Document extract:
********

I learned what a parasocial relationship was, which is a one-sided relationship where a person has strong feelings towards a celebrity or influencer, someone who doesn’t know they exist. An important aspect of parasocial relationships is that the person has feelings towards the carefully managed public persona being portrayed, not the actual person, despite feeling like they really know them. Parasocial relationships aren’t inherently a bad thing, but they can be when so much of a person’s time is occupied with being obsessed with someone’s persona.
The COVID-19 pandemic was the nail in the coffin for my infatuation with celebrities. I watched celebrities complain about having to isolate in their ivory towers and they sickened me. It became impossible for me to ignore how out of touch with reality they are as members of the bourgeoisie treated like gods amongst mortals. I continued to learn about parasocial relationships, and I woke up to how contrived everything in the entertainment industry is. My soul was crushed a little at the realization that Harry Styles isn’t real: he’s a culmination of everything he and his team want me to believe and know.
I hated watching celebrities try to make their fans feel like they really know them, when all I saw was insincerity. I also realized that celebrity interaction with fans on the internet, no matter if they are sincere or not, is intended to create a protective base of fans who feel like they know the real [insert celeb name here]. This makes it so matter what the celebrity does, or how the media tries to paint the celebrity, they will always have a pack of fiery defenders who believe they can do no wrong. These fans also always keep the celebrity relevant, constantly tweeting and creating posts about them that boosts their relevancy.
I became too prideful to obsess over people who didn’t know me, and I didn’t know them. I had to take a hard look at who I was, without using my love for celebrities as a defining personality trait. I didn’t want to idolize anyone that much ever again. I was no longer okay at defining myself through another person.

********

Data provided:
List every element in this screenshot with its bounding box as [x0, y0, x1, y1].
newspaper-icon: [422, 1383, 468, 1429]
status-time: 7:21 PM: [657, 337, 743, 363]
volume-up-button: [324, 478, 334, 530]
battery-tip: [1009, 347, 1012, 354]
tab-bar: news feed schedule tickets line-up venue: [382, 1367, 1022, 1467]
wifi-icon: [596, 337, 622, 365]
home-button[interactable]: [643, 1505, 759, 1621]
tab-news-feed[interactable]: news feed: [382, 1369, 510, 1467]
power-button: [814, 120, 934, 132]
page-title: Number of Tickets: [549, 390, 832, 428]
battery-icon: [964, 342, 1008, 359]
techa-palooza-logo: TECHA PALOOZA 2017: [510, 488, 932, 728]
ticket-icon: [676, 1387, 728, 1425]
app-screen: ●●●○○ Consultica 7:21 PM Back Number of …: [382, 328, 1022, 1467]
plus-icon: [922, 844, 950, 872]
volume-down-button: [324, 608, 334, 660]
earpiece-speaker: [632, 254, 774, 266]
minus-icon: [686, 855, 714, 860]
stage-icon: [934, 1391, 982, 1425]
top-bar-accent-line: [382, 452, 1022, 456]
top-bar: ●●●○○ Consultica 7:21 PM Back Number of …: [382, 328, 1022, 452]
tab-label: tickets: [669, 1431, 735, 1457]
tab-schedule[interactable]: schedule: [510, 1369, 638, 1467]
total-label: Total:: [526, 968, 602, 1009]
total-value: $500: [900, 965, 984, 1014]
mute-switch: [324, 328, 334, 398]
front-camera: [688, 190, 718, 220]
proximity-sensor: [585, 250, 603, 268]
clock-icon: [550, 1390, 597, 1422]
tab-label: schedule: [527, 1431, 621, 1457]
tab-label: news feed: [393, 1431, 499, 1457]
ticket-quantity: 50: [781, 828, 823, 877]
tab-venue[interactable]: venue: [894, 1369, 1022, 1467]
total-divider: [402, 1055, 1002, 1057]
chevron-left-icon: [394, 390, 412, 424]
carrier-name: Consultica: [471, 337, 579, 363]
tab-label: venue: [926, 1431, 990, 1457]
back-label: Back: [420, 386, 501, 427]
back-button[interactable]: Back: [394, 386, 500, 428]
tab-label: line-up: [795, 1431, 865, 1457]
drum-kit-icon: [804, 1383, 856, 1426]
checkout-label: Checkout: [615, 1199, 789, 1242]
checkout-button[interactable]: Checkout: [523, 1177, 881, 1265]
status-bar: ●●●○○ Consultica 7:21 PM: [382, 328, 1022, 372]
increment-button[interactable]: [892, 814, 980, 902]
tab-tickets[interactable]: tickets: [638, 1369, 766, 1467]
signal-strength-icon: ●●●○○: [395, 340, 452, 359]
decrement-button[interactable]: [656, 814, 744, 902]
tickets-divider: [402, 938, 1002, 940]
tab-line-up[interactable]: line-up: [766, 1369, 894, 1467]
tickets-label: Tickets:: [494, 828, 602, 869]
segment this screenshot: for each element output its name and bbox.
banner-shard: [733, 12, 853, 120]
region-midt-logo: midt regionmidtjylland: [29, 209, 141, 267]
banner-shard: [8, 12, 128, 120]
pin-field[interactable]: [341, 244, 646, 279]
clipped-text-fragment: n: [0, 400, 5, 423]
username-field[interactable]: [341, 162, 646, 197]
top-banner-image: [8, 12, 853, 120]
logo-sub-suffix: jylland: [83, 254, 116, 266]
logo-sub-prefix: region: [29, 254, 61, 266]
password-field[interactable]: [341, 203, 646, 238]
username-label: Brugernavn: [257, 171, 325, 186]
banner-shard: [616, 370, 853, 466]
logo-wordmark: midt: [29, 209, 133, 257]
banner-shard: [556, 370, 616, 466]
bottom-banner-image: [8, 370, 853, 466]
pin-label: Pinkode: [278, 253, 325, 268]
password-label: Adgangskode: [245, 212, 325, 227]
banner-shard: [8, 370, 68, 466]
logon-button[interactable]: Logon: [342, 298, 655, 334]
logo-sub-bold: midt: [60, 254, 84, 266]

********

Required action A: In the passage on parasocial relationships, what purpose does the writer give for celebrities' interaction with fans on the internet? Answer in one to three sentences.
Required action B: Write the next part of the passage on parasocial relationships, picking up after its final sentence.
The entries come from a different source than the passage.

Output A: Whether sincere or not, it is meant to build a protective base of fans who feel they know the real celebrity. As a result, no matter what the celebrity does or how the media portrays them, they will always have fiery defenders who believe they can do no wrong.

Output B:
I started to become more preoccupied with my own life. Once, all I wanted was to be old enough to chase after artists like Harry without my mom asking where I was, but once I finally could, I had other things on my mind. I became focused on the tangible things in front of me: like kissing boys I could touch, not just watch through my phone screen, or getting wasted off White Claws on some juvenile misadventure.
I turned off my Twitter notifications, now aware of how unhealthy it was. I also made a conscious effort to not engage or consume meaningless content put out by celebrities, trying to be selective with my valuable attention, which is all influencers and celebrities desire in our hellish content economy.
This is not to say that people shouldn’t feel meaningful connections with the things that make them happy, or that they shouldn’t be a part of communities that give them purpose. But everyone should remember that no matter what, they don’t know these people. No matter how well they think they do, nothing can replace face-to-face interaction, and it’s important to engage in communities in a healthy way that doesn’t cross normal boundaries. Fans should never take things too far, and make sure they’re living their own lives instead of being wrapped up in someone else’s. They should love who they love while also staying grounded.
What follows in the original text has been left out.